### WHAT YOU HAVE TO DO
Transcribe all of the records word for word, but omit the pictures.

— BEGIN —

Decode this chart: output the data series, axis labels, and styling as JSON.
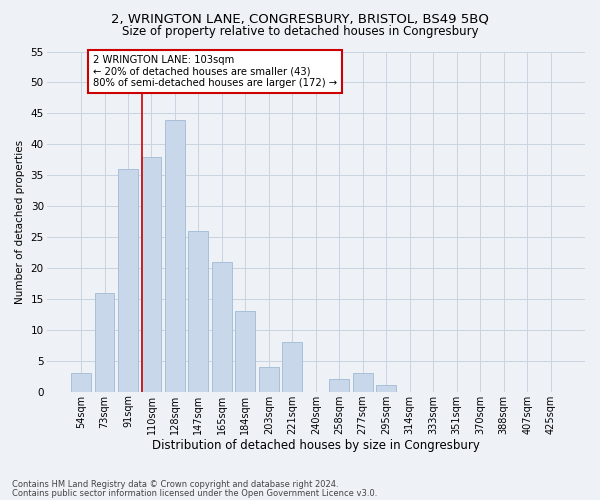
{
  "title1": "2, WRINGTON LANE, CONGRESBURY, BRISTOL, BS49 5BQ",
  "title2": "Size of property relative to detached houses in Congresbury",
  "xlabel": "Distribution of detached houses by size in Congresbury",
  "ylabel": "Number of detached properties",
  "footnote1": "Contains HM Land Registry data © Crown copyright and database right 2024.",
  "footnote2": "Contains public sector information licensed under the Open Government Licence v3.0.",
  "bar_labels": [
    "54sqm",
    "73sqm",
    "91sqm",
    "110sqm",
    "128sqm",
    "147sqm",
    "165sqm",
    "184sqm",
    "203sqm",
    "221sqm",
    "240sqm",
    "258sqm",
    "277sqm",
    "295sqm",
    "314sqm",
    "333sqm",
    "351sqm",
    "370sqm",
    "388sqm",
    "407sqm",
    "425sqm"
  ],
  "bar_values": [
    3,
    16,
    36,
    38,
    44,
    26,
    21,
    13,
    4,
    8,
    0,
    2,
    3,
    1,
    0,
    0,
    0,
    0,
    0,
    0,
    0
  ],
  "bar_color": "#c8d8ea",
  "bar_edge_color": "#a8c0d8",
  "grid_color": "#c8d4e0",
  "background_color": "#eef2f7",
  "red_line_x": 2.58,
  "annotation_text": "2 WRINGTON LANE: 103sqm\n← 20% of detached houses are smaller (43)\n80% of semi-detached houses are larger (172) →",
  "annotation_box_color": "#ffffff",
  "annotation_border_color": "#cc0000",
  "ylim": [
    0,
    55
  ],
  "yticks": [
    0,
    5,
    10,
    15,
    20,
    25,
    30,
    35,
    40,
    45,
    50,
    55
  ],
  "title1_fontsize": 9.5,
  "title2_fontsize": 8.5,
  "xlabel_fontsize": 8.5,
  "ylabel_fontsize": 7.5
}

— END —

### RESULT
Decode this chart: output the data series, axis labels, and styling as JSON.
{
  "title1": "2, WRINGTON LANE, CONGRESBURY, BRISTOL, BS49 5BQ",
  "title2": "Size of property relative to detached houses in Congresbury",
  "xlabel": "Distribution of detached houses by size in Congresbury",
  "ylabel": "Number of detached properties",
  "footnote1": "Contains HM Land Registry data © Crown copyright and database right 2024.",
  "footnote2": "Contains public sector information licensed under the Open Government Licence v3.0.",
  "bar_labels": [
    "54sqm",
    "73sqm",
    "91sqm",
    "110sqm",
    "128sqm",
    "147sqm",
    "165sqm",
    "184sqm",
    "203sqm",
    "221sqm",
    "240sqm",
    "258sqm",
    "277sqm",
    "295sqm",
    "314sqm",
    "333sqm",
    "351sqm",
    "370sqm",
    "388sqm",
    "407sqm",
    "425sqm"
  ],
  "bar_values": [
    3,
    16,
    36,
    38,
    44,
    26,
    21,
    13,
    4,
    8,
    0,
    2,
    3,
    1,
    0,
    0,
    0,
    0,
    0,
    0,
    0
  ],
  "bar_color": "#c8d8ea",
  "bar_edge_color": "#a8c0d8",
  "grid_color": "#c8d4e0",
  "background_color": "#eef2f7",
  "red_line_x": 2.58,
  "annotation_text": "2 WRINGTON LANE: 103sqm\n← 20% of detached houses are smaller (43)\n80% of semi-detached houses are larger (172) →",
  "annotation_box_color": "#ffffff",
  "annotation_border_color": "#cc0000",
  "ylim": [
    0,
    55
  ],
  "yticks": [
    0,
    5,
    10,
    15,
    20,
    25,
    30,
    35,
    40,
    45,
    50,
    55
  ],
  "title1_fontsize": 9.5,
  "title2_fontsize": 8.5,
  "xlabel_fontsize": 8.5,
  "ylabel_fontsize": 7.5
}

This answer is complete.